==== DATA ROWS

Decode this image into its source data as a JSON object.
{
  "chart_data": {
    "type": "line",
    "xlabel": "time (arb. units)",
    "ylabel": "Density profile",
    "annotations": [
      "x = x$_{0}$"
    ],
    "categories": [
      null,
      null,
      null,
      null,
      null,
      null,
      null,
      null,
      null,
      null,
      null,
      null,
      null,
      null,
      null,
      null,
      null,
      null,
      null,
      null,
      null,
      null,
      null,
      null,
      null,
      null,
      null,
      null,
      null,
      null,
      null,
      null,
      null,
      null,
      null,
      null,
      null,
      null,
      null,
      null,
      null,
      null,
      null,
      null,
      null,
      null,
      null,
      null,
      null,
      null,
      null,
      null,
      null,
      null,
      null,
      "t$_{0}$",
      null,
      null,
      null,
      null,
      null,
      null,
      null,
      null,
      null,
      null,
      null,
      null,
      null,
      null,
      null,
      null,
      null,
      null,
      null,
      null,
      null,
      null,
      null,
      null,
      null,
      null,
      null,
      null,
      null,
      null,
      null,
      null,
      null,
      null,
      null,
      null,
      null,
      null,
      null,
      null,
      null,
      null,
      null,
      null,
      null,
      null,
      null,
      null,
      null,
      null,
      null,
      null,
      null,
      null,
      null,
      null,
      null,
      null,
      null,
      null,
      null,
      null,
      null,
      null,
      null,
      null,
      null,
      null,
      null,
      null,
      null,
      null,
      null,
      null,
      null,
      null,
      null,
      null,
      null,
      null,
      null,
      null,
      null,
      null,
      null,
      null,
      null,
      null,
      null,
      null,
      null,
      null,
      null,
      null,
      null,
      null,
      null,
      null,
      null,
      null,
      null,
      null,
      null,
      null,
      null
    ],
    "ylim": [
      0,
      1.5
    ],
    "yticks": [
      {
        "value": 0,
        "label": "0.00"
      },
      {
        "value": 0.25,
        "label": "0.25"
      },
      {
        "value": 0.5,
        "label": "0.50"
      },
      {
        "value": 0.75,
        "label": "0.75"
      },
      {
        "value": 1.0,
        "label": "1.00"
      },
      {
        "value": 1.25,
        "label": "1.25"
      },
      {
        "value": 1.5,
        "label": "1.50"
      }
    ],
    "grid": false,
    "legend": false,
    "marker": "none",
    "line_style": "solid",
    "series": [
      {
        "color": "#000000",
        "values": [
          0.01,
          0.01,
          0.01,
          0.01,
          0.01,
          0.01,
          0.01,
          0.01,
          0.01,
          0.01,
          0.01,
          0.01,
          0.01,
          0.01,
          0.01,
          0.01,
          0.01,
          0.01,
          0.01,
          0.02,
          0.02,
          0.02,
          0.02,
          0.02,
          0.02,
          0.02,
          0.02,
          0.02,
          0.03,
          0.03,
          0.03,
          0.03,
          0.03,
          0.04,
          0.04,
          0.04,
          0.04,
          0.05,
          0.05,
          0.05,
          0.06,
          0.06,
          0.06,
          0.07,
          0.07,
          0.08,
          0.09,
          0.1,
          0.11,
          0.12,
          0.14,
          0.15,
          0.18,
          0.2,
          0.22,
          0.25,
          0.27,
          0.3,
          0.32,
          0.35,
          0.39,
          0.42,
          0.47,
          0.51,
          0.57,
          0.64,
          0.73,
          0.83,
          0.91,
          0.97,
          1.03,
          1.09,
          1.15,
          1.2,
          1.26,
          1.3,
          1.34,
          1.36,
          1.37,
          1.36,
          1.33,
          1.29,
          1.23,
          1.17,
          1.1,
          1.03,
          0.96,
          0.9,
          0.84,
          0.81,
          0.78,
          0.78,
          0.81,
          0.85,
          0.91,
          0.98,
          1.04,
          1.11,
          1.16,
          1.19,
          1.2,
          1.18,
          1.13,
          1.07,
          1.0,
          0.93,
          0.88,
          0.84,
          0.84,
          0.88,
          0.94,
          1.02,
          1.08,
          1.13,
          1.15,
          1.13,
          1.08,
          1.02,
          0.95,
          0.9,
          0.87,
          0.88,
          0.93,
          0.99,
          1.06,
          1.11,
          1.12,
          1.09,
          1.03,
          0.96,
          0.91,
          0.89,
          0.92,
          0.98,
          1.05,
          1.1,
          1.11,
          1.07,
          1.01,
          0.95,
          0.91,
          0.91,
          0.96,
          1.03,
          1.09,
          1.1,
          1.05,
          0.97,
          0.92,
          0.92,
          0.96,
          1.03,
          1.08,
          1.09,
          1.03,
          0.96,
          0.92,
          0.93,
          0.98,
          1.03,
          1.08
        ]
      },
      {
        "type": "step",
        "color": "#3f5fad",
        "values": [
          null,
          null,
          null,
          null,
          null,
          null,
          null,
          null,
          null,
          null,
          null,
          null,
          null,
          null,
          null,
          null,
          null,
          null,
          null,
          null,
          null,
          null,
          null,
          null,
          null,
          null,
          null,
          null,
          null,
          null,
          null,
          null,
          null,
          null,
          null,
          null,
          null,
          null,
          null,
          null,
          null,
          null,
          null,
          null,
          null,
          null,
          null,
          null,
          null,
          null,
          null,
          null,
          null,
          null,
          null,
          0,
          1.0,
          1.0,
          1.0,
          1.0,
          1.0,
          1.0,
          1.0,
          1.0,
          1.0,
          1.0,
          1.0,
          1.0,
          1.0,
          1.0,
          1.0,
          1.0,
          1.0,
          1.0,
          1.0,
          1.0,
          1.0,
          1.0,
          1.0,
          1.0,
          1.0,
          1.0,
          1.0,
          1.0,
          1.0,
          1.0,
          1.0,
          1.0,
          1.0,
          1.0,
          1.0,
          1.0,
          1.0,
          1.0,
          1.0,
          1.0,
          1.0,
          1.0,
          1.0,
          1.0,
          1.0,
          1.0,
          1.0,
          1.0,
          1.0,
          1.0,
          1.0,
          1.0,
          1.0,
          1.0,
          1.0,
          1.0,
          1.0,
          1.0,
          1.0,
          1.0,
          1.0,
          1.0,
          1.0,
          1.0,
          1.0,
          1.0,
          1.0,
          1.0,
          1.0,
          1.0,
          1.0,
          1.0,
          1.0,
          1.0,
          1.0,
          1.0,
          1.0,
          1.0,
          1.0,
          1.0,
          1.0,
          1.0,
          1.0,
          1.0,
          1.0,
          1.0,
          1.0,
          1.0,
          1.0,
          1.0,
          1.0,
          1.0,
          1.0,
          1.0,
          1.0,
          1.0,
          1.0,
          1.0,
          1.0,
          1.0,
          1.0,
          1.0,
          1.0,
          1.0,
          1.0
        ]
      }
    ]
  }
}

========

WHAT TO WORK ON
Quote each line above in full, word for word.

RESPONSE TO THIS EXERCISE
Decode this image into its source data as a JSON object.
{
  "chart_data": {
    "type": "line",
    "xlabel": "time (arb. units)",
    "ylabel": "Density profile",
    "annotations": [
      "x = x$_{0}$"
    ],
    "categories": [
      null,
      null,
      null,
      null,
      null,
      null,
      null,
      null,
      null,
      null,
      null,
      null,
      null,
      null,
      null,
      null,
      null,
      null,
      null,
      null,
      null,
      null,
      null,
      null,
      null,
      null,
      null,
      null,
      null,
      null,
      null,
      null,
      null,
      null,
      null,
      null,
      null,
      null,
      null,
      null,
      null,
      null,
      null,
      null,
      null,
      null,
      null,
      null,
      null,
      null,
      null,
      null,
      null,
      null,
      null,
      "t$_{0}$",
      null,
      null,
      null,
      null,
      null,
      null,
      null,
      null,
      null,
      null,
      null,
      null,
      null,
      null,
      null,
      null,
      null,
      null,
      null,
      null,
      null,
      null,
      null,
      null,
      null,
      null,
      null,
      null,
      null,
      null,
      null,
      null,
      null,
      null,
      null,
      null,
      null,
      null,
      null,
      null,
      null,
      null,
      null,
      null,
      null,
      null,
      null,
      null,
      null,
      null,
      null,
      null,
      null,
      null,
      null,
      null,
      null,
      null,
      null,
      null,
      null,
      null,
      null,
      null,
      null,
      null,
      null,
      null,
      null,
      null,
      null,
      null,
      null,
      null,
      null,
      null,
      null,
      null,
      null,
      null,
      null,
      null,
      null,
      null,
      null,
      null,
      null,
      null,
      null,
      null,
      null,
      null,
      null,
      null,
      null,
      null,
      null,
      null,
      null,
      null,
      null,
      null,
      null,
      null,
      null
    ],
    "ylim": [
      0,
      1.5
    ],
    "yticks": [
      {
        "value": 0,
        "label": "0.00"
      },
      {
        "value": 0.25,
        "label": "0.25"
      },
      {
        "value": 0.5,
        "label": "0.50"
      },
      {
        "value": 0.75,
        "label": "0.75"
      },
      {
        "value": 1.0,
        "label": "1.00"
      },
      {
        "value": 1.25,
        "label": "1.25"
      },
      {
        "value": 1.5,
        "label": "1.50"
      }
    ],
    "grid": false,
    "legend": false,
    "marker": "none",
    "line_style": "solid",
    "series": [
      {
        "color": "#000000",
        "values": [
          0.01,
          0.01,
          0.01,
          0.01,
          0.01,
          0.01,
          0.01,
          0.01,
          0.01,
          0.01,
          0.01,
          0.01,
          0.01,
          0.01,
          0.01,
          0.01,
          0.01,
          0.01,
          0.01,
          0.02,
          0.02,
          0.02,
          0.02,
          0.02,
          0.02,
          0.02,
          0.02,
          0.02,
          0.03,
          0.03,
          0.03,
          0.03,
          0.03,
          0.04,
          0.04,
          0.04,
          0.04,
          0.05,
          0.05,
          0.05,
          0.06,
          0.06,
          0.06,
          0.07,
          0.07,
          0.08,
          0.09,
          0.1,
          0.11,
          0.12,
          0.14,
          0.15,
          0.18,
          0.2,
          0.22,
          0.25,
          0.27,
          0.3,
          0.32,
          0.35,
          0.39,
          0.42,
          0.47,
          0.51,
          0.57,
          0.64,
          0.73,
          0.83,
          0.91,
          0.97,
          1.03,
          1.09,
          1.15,
          1.2,
          1.26,
          1.3,
          1.34,
          1.36,
          1.37,
          1.36,
          1.33,
          1.29,
          1.23,
          1.17,
          1.1,
          1.03,
          0.96,
          0.9,
          0.84,
          0.81,
          0.78,
          0.78,
          0.81,
          0.85,
          0.91,
          0.98,
          1.04,
          1.11,
          1.16,
          1.19,
          1.2,
          1.18,
          1.13,
          1.07,
          1.0,
          0.93,
          0.88,
          0.84,
          0.84,
          0.88,
          0.94,
          1.02,
          1.08,
          1.13,
          1.15,
          1.13,
          1.08,
          1.02,
          0.95,
          0.9,
          0.87,
          0.88,
          0.93,
          0.99,
          1.06,
          1.11,
          1.12,
          1.09,
          1.03,
          0.96,
          0.91,
          0.89,
          0.92,
          0.98,
          1.05,
          1.1,
          1.11,
          1.07,
          1.01,
          0.95,
          0.91,
          0.91,
          0.96,
          1.03,
          1.09,
          1.1,
          1.05,
          0.97,
          0.92,
          0.92,
          0.96,
          1.03,
          1.08,
          1.09,
          1.03,
          0.96,
          0.92,
          0.93,
          0.98,
          1.03,
          1.08
        ]
      },
      {
        "type": "step",
        "color": "#3f5fad",
        "values": [
          null,
          null,
          null,
          null,
          null,
          null,
          null,
          null,
          null,
          null,
          null,
          null,
          null,
          null,
          null,
          null,
          null,
          null,
          null,
          null,
          null,
          null,
          null,
          null,
          null,
          null,
          null,
          null,
          null,
          null,
          null,
          null,
          null,
          null,
          null,
          null,
          null,
          null,
          null,
          null,
          null,
          null,
          null,
          null,
          null,
          null,
          null,
          null,
          null,
          null,
          null,
          null,
          null,
          null,
          null,
          0,
          1.0,
          1.0,
          1.0,
          1.0,
          1.0,
          1.0,
          1.0,
          1.0,
          1.0,
          1.0,
          1.0,
          1.0,
          1.0,
          1.0,
          1.0,
          1.0,
          1.0,
          1.0,
          1.0,
          1.0,
          1.0,
          1.0,
          1.0,
          1.0,
          1.0,
          1.0,
          1.0,
          1.0,
          1.0,
          1.0,
          1.0,
          1.0,
          1.0,
          1.0,
          1.0,
          1.0,
          1.0,
          1.0,
          1.0,
          1.0,
          1.0,
          1.0,
          1.0,
          1.0,
          1.0,
          1.0,
          1.0,
          1.0,
          1.0,
          1.0,
          1.0,
          1.0,
          1.0,
          1.0,
          1.0,
          1.0,
          1.0,
          1.0,
          1.0,
          1.0,
          1.0,
          1.0,
          1.0,
          1.0,
          1.0,
          1.0,
          1.0,
          1.0,
          1.0,
          1.0,
          1.0,
          1.0,
          1.0,
          1.0,
          1.0,
          1.0,
          1.0,
          1.0,
          1.0,
          1.0,
          1.0,
          1.0,
          1.0,
          1.0,
          1.0,
          1.0,
          1.0,
          1.0,
          1.0,
          1.0,
          1.0,
          1.0,
          1.0,
          1.0,
          1.0,
          1.0,
          1.0,
          1.0,
          1.0,
          1.0,
          1.0,
          1.0,
          1.0,
          1.0,
          1.0
        ]
      }
    ]
  }
}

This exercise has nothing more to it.